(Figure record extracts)
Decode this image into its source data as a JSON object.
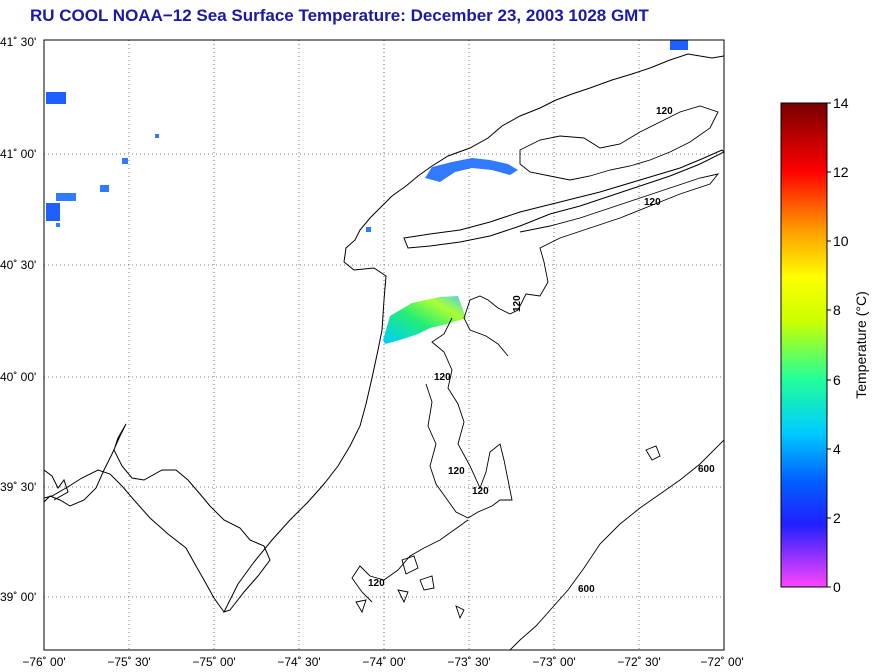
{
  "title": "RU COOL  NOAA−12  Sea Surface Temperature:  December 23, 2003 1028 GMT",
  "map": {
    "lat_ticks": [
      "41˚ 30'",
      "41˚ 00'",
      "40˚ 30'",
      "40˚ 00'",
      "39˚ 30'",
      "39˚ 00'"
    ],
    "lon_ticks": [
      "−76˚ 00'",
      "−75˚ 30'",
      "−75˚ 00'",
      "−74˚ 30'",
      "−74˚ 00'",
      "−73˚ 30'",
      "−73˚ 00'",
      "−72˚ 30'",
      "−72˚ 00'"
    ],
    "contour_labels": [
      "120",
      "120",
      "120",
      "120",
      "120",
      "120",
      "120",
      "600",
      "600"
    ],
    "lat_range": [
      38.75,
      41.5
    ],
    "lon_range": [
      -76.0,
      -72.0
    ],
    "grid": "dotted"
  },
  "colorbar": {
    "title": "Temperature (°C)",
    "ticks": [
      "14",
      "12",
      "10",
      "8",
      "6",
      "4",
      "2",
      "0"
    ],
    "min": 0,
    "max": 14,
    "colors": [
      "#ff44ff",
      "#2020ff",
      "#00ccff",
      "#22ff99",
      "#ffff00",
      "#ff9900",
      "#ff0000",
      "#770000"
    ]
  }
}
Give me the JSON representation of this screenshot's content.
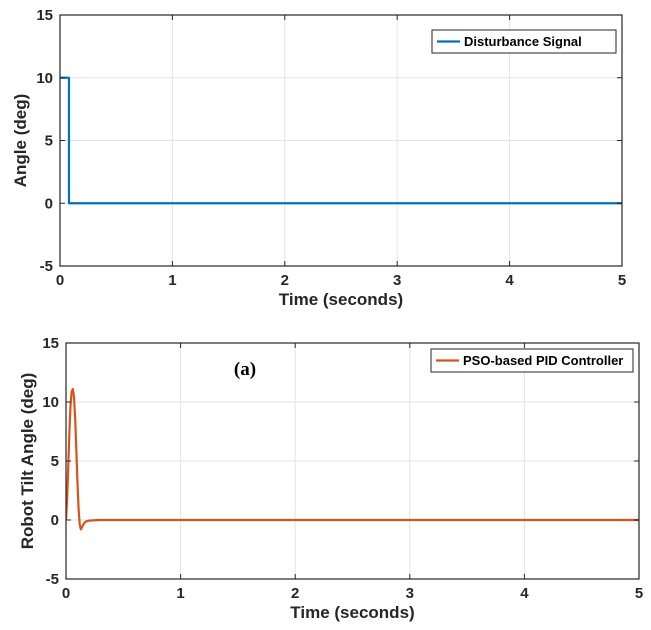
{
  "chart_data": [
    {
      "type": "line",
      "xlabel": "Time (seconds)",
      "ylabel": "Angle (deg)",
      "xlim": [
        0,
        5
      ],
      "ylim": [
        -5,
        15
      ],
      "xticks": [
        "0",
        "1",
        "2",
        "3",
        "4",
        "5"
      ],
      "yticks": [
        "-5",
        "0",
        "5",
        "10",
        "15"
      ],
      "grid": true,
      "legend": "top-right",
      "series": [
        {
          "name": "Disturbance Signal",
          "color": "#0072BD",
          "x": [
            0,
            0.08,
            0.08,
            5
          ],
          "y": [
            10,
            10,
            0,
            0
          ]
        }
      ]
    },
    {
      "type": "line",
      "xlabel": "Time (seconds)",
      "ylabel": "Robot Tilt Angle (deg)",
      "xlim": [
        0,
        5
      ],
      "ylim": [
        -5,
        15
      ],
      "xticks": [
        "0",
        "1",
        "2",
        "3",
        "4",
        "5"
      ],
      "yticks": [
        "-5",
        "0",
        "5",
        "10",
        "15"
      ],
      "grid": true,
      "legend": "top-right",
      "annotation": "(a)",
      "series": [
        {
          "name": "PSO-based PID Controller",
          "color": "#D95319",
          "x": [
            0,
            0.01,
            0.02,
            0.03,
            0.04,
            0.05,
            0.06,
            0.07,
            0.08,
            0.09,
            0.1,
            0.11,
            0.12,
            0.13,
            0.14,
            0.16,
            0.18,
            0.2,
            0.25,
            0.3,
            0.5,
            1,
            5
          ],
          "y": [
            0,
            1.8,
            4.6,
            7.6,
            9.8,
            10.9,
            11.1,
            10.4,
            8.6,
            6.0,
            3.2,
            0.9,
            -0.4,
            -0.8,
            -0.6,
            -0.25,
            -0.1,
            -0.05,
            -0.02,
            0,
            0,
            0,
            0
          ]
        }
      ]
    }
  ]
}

*TASK TO COMPLETE:*
Give all the entries again exactly, dropping each picture.

*EXERCISE RESULT:*
Decode this image into its source data as a JSON object.
{
  "title": "RU COOL  NOAA−12  Sea Surface Temperature:  December 23, 2003 1028 GMT",
  "map": {
    "lat_ticks": [
      "41˚ 30'",
      "41˚ 00'",
      "40˚ 30'",
      "40˚ 00'",
      "39˚ 30'",
      "39˚ 00'"
    ],
    "lon_ticks": [
      "−76˚ 00'",
      "−75˚ 30'",
      "−75˚ 00'",
      "−74˚ 30'",
      "−74˚ 00'",
      "−73˚ 30'",
      "−73˚ 00'",
      "−72˚ 30'",
      "−72˚ 00'"
    ],
    "contour_labels": [
      "120",
      "120",
      "120",
      "120",
      "120",
      "120",
      "120",
      "600",
      "600"
    ],
    "lat_range": [
      38.75,
      41.5
    ],
    "lon_range": [
      -76.0,
      -72.0
    ],
    "grid": "dotted"
  },
  "colorbar": {
    "title": "Temperature (°C)",
    "ticks": [
      "14",
      "12",
      "10",
      "8",
      "6",
      "4",
      "2",
      "0"
    ],
    "min": 0,
    "max": 14,
    "colors": [
      "#ff44ff",
      "#2020ff",
      "#00ccff",
      "#22ff99",
      "#ffff00",
      "#ff9900",
      "#ff0000",
      "#770000"
    ]
  }
}
Give me the JSON representation of this screenshot's content.
{
  "chart_data": [
    {
      "type": "line",
      "xlabel": "Time (seconds)",
      "ylabel": "Angle (deg)",
      "xlim": [
        0,
        5
      ],
      "ylim": [
        -5,
        15
      ],
      "xticks": [
        "0",
        "1",
        "2",
        "3",
        "4",
        "5"
      ],
      "yticks": [
        "-5",
        "0",
        "5",
        "10",
        "15"
      ],
      "grid": true,
      "legend": "top-right",
      "series": [
        {
          "name": "Disturbance Signal",
          "color": "#0072BD",
          "x": [
            0,
            0.08,
            0.08,
            5
          ],
          "y": [
            10,
            10,
            0,
            0
          ]
        }
      ]
    },
    {
      "type": "line",
      "xlabel": "Time (seconds)",
      "ylabel": "Robot Tilt Angle (deg)",
      "xlim": [
        0,
        5
      ],
      "ylim": [
        -5,
        15
      ],
      "xticks": [
        "0",
        "1",
        "2",
        "3",
        "4",
        "5"
      ],
      "yticks": [
        "-5",
        "0",
        "5",
        "10",
        "15"
      ],
      "grid": true,
      "legend": "top-right",
      "annotation": "(a)",
      "series": [
        {
          "name": "PSO-based PID Controller",
          "color": "#D95319",
          "x": [
            0,
            0.01,
            0.02,
            0.03,
            0.04,
            0.05,
            0.06,
            0.07,
            0.08,
            0.09,
            0.1,
            0.11,
            0.12,
            0.13,
            0.14,
            0.16,
            0.18,
            0.2,
            0.25,
            0.3,
            0.5,
            1,
            5
          ],
          "y": [
            0,
            1.8,
            4.6,
            7.6,
            9.8,
            10.9,
            11.1,
            10.4,
            8.6,
            6.0,
            3.2,
            0.9,
            -0.4,
            -0.8,
            -0.6,
            -0.25,
            -0.1,
            -0.05,
            -0.02,
            0,
            0,
            0,
            0
          ]
        }
      ]
    }
  ]
}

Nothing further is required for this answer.